# The task
Repeat, exactly and completely, the material that follows. Omit the pictures.

# Raw records

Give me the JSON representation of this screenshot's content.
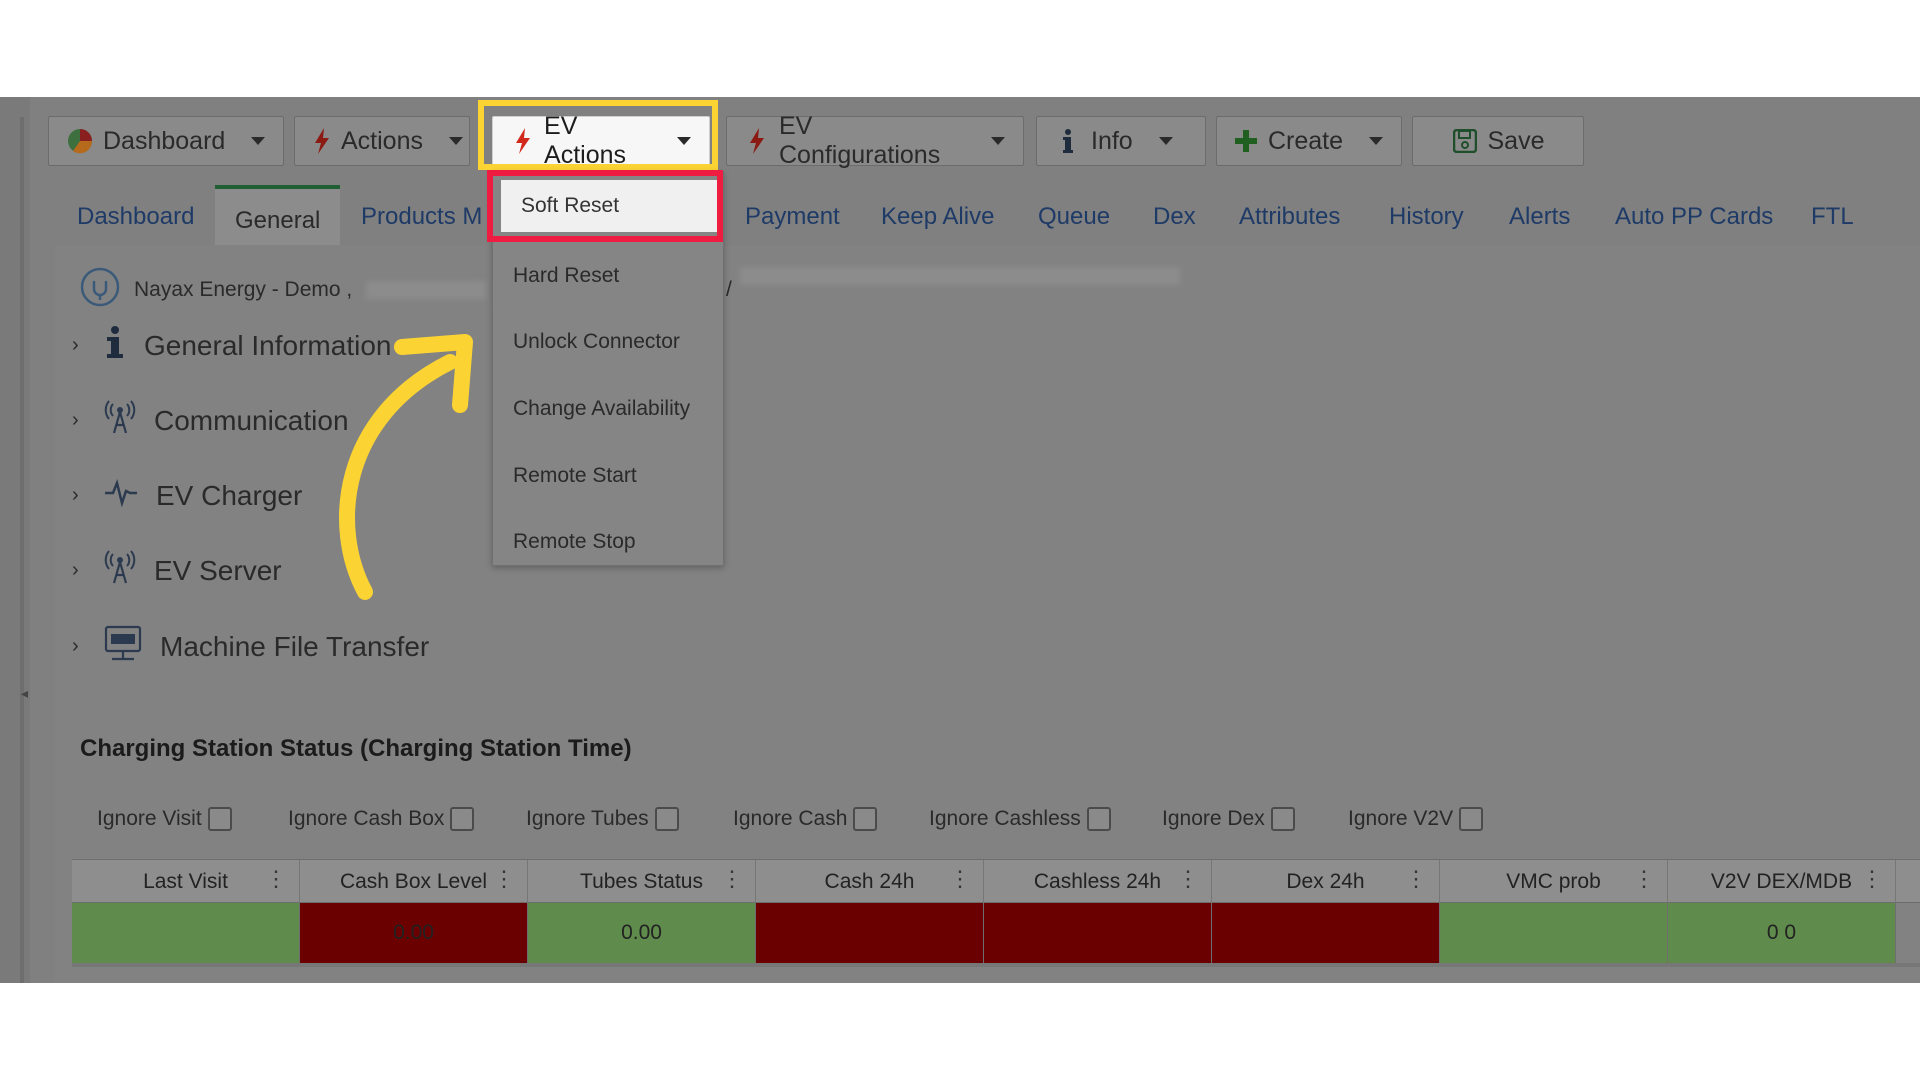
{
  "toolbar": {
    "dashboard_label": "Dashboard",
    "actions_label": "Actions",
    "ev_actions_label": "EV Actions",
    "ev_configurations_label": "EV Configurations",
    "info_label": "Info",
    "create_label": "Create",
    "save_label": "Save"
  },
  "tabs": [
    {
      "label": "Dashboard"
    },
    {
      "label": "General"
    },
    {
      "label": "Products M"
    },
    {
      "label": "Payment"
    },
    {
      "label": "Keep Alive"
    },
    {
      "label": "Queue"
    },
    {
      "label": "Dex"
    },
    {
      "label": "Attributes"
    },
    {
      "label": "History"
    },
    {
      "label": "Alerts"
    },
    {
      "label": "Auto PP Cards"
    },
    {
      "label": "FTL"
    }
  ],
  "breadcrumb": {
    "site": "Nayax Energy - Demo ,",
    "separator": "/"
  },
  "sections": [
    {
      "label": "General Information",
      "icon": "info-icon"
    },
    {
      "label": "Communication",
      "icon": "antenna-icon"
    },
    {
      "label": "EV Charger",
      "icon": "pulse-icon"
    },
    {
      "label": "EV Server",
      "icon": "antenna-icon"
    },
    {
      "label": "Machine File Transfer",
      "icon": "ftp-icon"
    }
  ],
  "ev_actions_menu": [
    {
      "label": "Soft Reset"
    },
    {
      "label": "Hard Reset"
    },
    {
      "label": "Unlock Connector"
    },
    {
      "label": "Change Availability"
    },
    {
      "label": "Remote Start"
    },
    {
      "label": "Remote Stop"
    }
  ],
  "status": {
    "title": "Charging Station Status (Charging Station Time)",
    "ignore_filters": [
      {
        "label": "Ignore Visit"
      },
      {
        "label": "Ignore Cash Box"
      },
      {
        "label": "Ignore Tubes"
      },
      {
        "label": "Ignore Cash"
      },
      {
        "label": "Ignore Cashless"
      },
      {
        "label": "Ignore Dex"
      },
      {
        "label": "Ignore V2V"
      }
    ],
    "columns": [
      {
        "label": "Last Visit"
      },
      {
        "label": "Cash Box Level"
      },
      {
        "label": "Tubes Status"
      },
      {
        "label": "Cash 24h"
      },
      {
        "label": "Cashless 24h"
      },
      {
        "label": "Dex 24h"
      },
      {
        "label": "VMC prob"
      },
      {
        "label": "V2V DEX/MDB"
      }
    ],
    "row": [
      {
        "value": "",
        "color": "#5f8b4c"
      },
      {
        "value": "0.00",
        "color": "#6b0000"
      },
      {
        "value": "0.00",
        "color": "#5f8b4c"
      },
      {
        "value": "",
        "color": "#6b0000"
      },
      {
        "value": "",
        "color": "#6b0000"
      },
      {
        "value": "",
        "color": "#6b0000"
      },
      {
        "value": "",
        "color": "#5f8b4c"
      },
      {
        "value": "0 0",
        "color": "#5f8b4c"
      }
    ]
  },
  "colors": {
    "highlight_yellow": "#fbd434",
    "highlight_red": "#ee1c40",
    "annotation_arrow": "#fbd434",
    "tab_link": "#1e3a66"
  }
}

# Exercise response
Give me the JSON representation of this screenshot's content.
{
  "toolbar": {
    "dashboard_label": "Dashboard",
    "actions_label": "Actions",
    "ev_actions_label": "EV Actions",
    "ev_configurations_label": "EV Configurations",
    "info_label": "Info",
    "create_label": "Create",
    "save_label": "Save"
  },
  "tabs": [
    {
      "label": "Dashboard"
    },
    {
      "label": "General"
    },
    {
      "label": "Products M"
    },
    {
      "label": "Payment"
    },
    {
      "label": "Keep Alive"
    },
    {
      "label": "Queue"
    },
    {
      "label": "Dex"
    },
    {
      "label": "Attributes"
    },
    {
      "label": "History"
    },
    {
      "label": "Alerts"
    },
    {
      "label": "Auto PP Cards"
    },
    {
      "label": "FTL"
    }
  ],
  "breadcrumb": {
    "site": "Nayax Energy - Demo ,",
    "separator": "/"
  },
  "sections": [
    {
      "label": "General Information",
      "icon": "info-icon"
    },
    {
      "label": "Communication",
      "icon": "antenna-icon"
    },
    {
      "label": "EV Charger",
      "icon": "pulse-icon"
    },
    {
      "label": "EV Server",
      "icon": "antenna-icon"
    },
    {
      "label": "Machine File Transfer",
      "icon": "ftp-icon"
    }
  ],
  "ev_actions_menu": [
    {
      "label": "Soft Reset"
    },
    {
      "label": "Hard Reset"
    },
    {
      "label": "Unlock Connector"
    },
    {
      "label": "Change Availability"
    },
    {
      "label": "Remote Start"
    },
    {
      "label": "Remote Stop"
    }
  ],
  "status": {
    "title": "Charging Station Status (Charging Station Time)",
    "ignore_filters": [
      {
        "label": "Ignore Visit"
      },
      {
        "label": "Ignore Cash Box"
      },
      {
        "label": "Ignore Tubes"
      },
      {
        "label": "Ignore Cash"
      },
      {
        "label": "Ignore Cashless"
      },
      {
        "label": "Ignore Dex"
      },
      {
        "label": "Ignore V2V"
      }
    ],
    "columns": [
      {
        "label": "Last Visit"
      },
      {
        "label": "Cash Box Level"
      },
      {
        "label": "Tubes Status"
      },
      {
        "label": "Cash 24h"
      },
      {
        "label": "Cashless 24h"
      },
      {
        "label": "Dex 24h"
      },
      {
        "label": "VMC prob"
      },
      {
        "label": "V2V DEX/MDB"
      }
    ],
    "row": [
      {
        "value": "",
        "color": "#5f8b4c"
      },
      {
        "value": "0.00",
        "color": "#6b0000"
      },
      {
        "value": "0.00",
        "color": "#5f8b4c"
      },
      {
        "value": "",
        "color": "#6b0000"
      },
      {
        "value": "",
        "color": "#6b0000"
      },
      {
        "value": "",
        "color": "#6b0000"
      },
      {
        "value": "",
        "color": "#5f8b4c"
      },
      {
        "value": "0 0",
        "color": "#5f8b4c"
      }
    ]
  },
  "colors": {
    "highlight_yellow": "#fbd434",
    "highlight_red": "#ee1c40",
    "annotation_arrow": "#fbd434",
    "tab_link": "#1e3a66"
  }
}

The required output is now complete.